Set down all of the entries word for word, omitting the images they contain.

**Available records**
****

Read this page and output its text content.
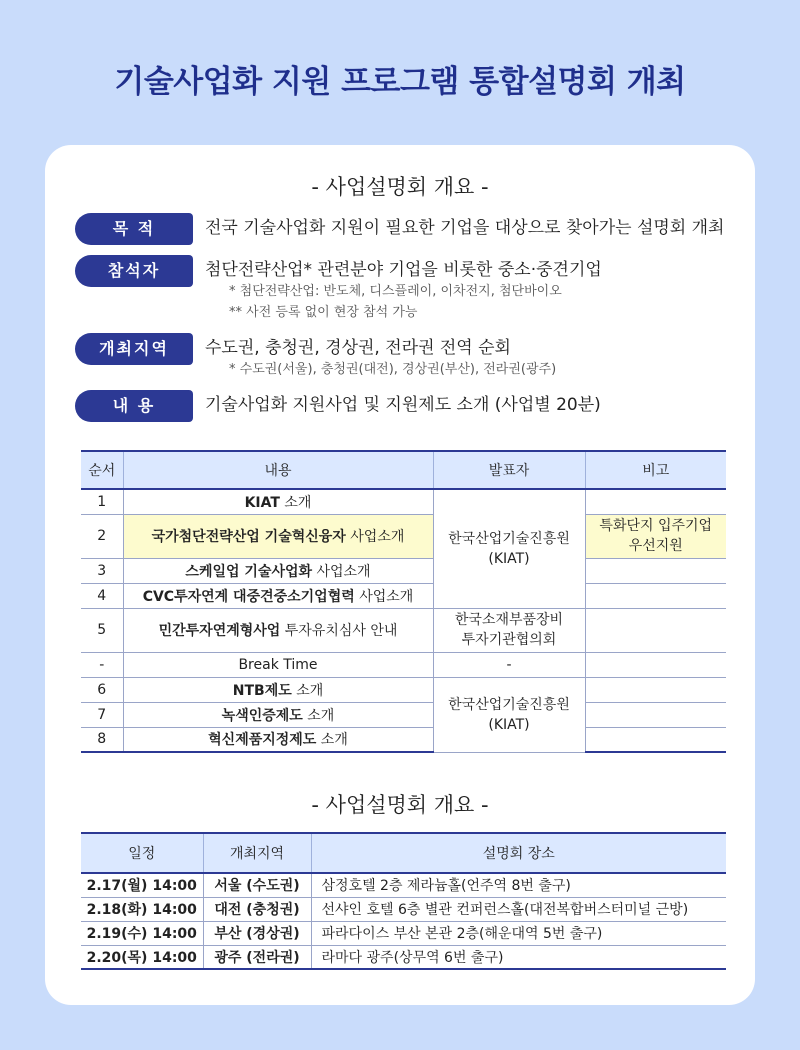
기술사업화 지원 프로그램 통합설명회 개최
- 사업설명회 개요 -
목 적	전국 기술사업화 지원이 필요한 기업을 대상으로 찾아가는 설명회 개최
참석자	첨단전략산업* 관련분야 기업을 비롯한 중소·중견기업
* 첨단전략산업: 반도체, 디스플레이, 이차전지, 첨단바이오
** 사전 등록 없이 현장 참석 가능
개최지역	수도권, 충청권, 경상권, 전라권 전역 순회
* 수도권(서울), 충청권(대전), 경상권(부산), 전라권(광주)
내 용	기술사업화 지원사업 및 지원제도 소개 (사업별 20분)
순서	내용	발표자	비고
1	KIAT 소개	한국산업기술진흥원
(KIAT)	

2	국가첨단전략산업 기술혁신융자 사업소개		특화단지 입주기업
우선지원

3	스케일업 기술사업화 사업소개		
4	CVC투자연계 대중견중소기업협력 사업소개		
5	민간투자연계형사업 투자유치심사 안내	한국소재부품장비
투자기관협의회	

-	Break Time	-	
6	NTB제도 소개	한국산업기술진흥원
(KIAT)	

7	녹색인증제도 소개		
8	혁신제품지정제도 소개		
- 사업설명회 개요 -
일정	개최지역	설명회 장소
2.17(월) 14:00	서울 (수도권)	삼정호텔 2층 제라늄홀(언주역 8번 출구)
2.18(화) 14:00	대전 (충청권)	선샤인 호텔 6층 별관 컨퍼런스홀(대전복합버스터미널 근방)
2.19(수) 14:00	부산 (경상권)	파라다이스 부산 본관 2층(해운대역 5번 출구)
2.20(목) 14:00	광주 (전라권)	라마다 광주(상무역 6번 출구)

****

**Output**
Read this page and output its text content.
기술사업화 지원 프로그램 통합설명회 개최
- 사업설명회 개요 -
목 적	전국 기술사업화 지원이 필요한 기업을 대상으로 찾아가는 설명회 개최
참석자	첨단전략산업* 관련분야 기업을 비롯한 중소·중견기업
* 첨단전략산업: 반도체, 디스플레이, 이차전지, 첨단바이오
** 사전 등록 없이 현장 참석 가능
개최지역	수도권, 충청권, 경상권, 전라권 전역 순회
* 수도권(서울), 충청권(대전), 경상권(부산), 전라권(광주)
내 용	기술사업화 지원사업 및 지원제도 소개 (사업별 20분)
순서	내용	발표자	비고
1	KIAT 소개	한국산업기술진흥원
(KIAT)	

2	국가첨단전략산업 기술혁신융자 사업소개		특화단지 입주기업
우선지원

3	스케일업 기술사업화 사업소개		
4	CVC투자연계 대중견중소기업협력 사업소개		
5	민간투자연계형사업 투자유치심사 안내	한국소재부품장비
투자기관협의회	

-	Break Time	-	
6	NTB제도 소개	한국산업기술진흥원
(KIAT)	

7	녹색인증제도 소개		
8	혁신제품지정제도 소개		
- 사업설명회 개요 -
일정	개최지역	설명회 장소
2.17(월) 14:00	서울 (수도권)	삼정호텔 2층 제라늄홀(언주역 8번 출구)
2.18(화) 14:00	대전 (충청권)	선샤인 호텔 6층 별관 컨퍼런스홀(대전복합버스터미널 근방)
2.19(수) 14:00	부산 (경상권)	파라다이스 부산 본관 2층(해운대역 5번 출구)
2.20(목) 14:00	광주 (전라권)	라마다 광주(상무역 6번 출구)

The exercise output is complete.